■ Task brief ■
Extract the data exactly, missing nothing.

(A run of records)
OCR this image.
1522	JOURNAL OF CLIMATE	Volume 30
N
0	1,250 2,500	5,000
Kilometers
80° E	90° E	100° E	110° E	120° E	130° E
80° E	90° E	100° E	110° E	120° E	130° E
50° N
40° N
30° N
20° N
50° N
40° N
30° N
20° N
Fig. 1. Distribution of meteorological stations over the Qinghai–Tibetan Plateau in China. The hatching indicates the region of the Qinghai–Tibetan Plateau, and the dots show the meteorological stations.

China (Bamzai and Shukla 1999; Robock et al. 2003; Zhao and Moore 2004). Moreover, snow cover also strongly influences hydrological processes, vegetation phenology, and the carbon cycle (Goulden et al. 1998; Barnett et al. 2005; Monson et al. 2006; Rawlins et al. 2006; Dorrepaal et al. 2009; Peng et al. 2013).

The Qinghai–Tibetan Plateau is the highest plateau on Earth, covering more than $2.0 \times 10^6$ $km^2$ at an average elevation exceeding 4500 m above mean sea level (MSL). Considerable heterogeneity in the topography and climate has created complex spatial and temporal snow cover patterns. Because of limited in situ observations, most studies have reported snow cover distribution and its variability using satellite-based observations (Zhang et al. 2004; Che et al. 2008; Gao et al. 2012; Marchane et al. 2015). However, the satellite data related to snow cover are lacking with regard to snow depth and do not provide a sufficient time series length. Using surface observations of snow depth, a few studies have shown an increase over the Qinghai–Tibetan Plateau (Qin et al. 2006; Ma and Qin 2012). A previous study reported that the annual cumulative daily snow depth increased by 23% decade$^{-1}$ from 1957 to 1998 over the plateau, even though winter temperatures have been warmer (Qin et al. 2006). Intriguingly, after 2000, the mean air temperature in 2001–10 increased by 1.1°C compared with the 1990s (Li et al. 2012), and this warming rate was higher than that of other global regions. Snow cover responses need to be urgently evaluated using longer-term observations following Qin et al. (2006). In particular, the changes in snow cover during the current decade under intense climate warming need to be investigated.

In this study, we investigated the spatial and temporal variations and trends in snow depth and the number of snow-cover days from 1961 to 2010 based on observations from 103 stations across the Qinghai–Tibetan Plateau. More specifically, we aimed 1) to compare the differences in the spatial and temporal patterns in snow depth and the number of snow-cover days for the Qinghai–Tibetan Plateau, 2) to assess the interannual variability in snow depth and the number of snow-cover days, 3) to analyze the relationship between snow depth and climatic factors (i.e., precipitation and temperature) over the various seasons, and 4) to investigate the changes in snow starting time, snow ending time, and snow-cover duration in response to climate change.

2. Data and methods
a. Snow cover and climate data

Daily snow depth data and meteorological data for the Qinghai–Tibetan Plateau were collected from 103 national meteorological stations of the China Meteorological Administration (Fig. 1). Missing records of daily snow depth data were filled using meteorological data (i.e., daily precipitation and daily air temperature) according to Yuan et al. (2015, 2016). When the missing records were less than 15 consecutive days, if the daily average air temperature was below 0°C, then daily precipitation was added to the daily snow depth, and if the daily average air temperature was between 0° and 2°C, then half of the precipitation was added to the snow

■ Response for this exercise ■
OCR this image.
1522	JOURNAL OF CLIMATE	Volume 30
N
0	1,250 2,500	5,000
Kilometers
80° E	90° E	100° E	110° E	120° E	130° E
80° E	90° E	100° E	110° E	120° E	130° E
50° N
40° N
30° N
20° N
50° N
40° N
30° N
20° N
Fig. 1. Distribution of meteorological stations over the Qinghai–Tibetan Plateau in China. The hatching indicates the region of the Qinghai–Tibetan Plateau, and the dots show the meteorological stations.

China (Bamzai and Shukla 1999; Robock et al. 2003; Zhao and Moore 2004). Moreover, snow cover also strongly influences hydrological processes, vegetation phenology, and the carbon cycle (Goulden et al. 1998; Barnett et al. 2005; Monson et al. 2006; Rawlins et al. 2006; Dorrepaal et al. 2009; Peng et al. 2013).

The Qinghai–Tibetan Plateau is the highest plateau on Earth, covering more than $2.0 \times 10^6$ $km^2$ at an average elevation exceeding 4500 m above mean sea level (MSL). Considerable heterogeneity in the topography and climate has created complex spatial and temporal snow cover patterns. Because of limited in situ observations, most studies have reported snow cover distribution and its variability using satellite-based observations (Zhang et al. 2004; Che et al. 2008; Gao et al. 2012; Marchane et al. 2015). However, the satellite data related to snow cover are lacking with regard to snow depth and do not provide a sufficient time series length. Using surface observations of snow depth, a few studies have shown an increase over the Qinghai–Tibetan Plateau (Qin et al. 2006; Ma and Qin 2012). A previous study reported that the annual cumulative daily snow depth increased by 23% decade$^{-1}$ from 1957 to 1998 over the plateau, even though winter temperatures have been warmer (Qin et al. 2006). Intriguingly, after 2000, the mean air temperature in 2001–10 increased by 1.1°C compared with the 1990s (Li et al. 2012), and this warming rate was higher than that of other global regions. Snow cover responses need to be urgently evaluated using longer-term observations following Qin et al. (2006). In particular, the changes in snow cover during the current decade under intense climate warming need to be investigated.

In this study, we investigated the spatial and temporal variations and trends in snow depth and the number of snow-cover days from 1961 to 2010 based on observations from 103 stations across the Qinghai–Tibetan Plateau. More specifically, we aimed 1) to compare the differences in the spatial and temporal patterns in snow depth and the number of snow-cover days for the Qinghai–Tibetan Plateau, 2) to assess the interannual variability in snow depth and the number of snow-cover days, 3) to analyze the relationship between snow depth and climatic factors (i.e., precipitation and temperature) over the various seasons, and 4) to investigate the changes in snow starting time, snow ending time, and snow-cover duration in response to climate change.

2. Data and methods
a. Snow cover and climate data

Daily snow depth data and meteorological data for the Qinghai–Tibetan Plateau were collected from 103 national meteorological stations of the China Meteorological Administration (Fig. 1). Missing records of daily snow depth data were filled using meteorological data (i.e., daily precipitation and daily air temperature) according to Yuan et al. (2015, 2016). When the missing records were less than 15 consecutive days, if the daily average air temperature was below 0°C, then daily precipitation was added to the daily snow depth, and if the daily average air temperature was between 0° and 2°C, then half of the precipitation was added to the snow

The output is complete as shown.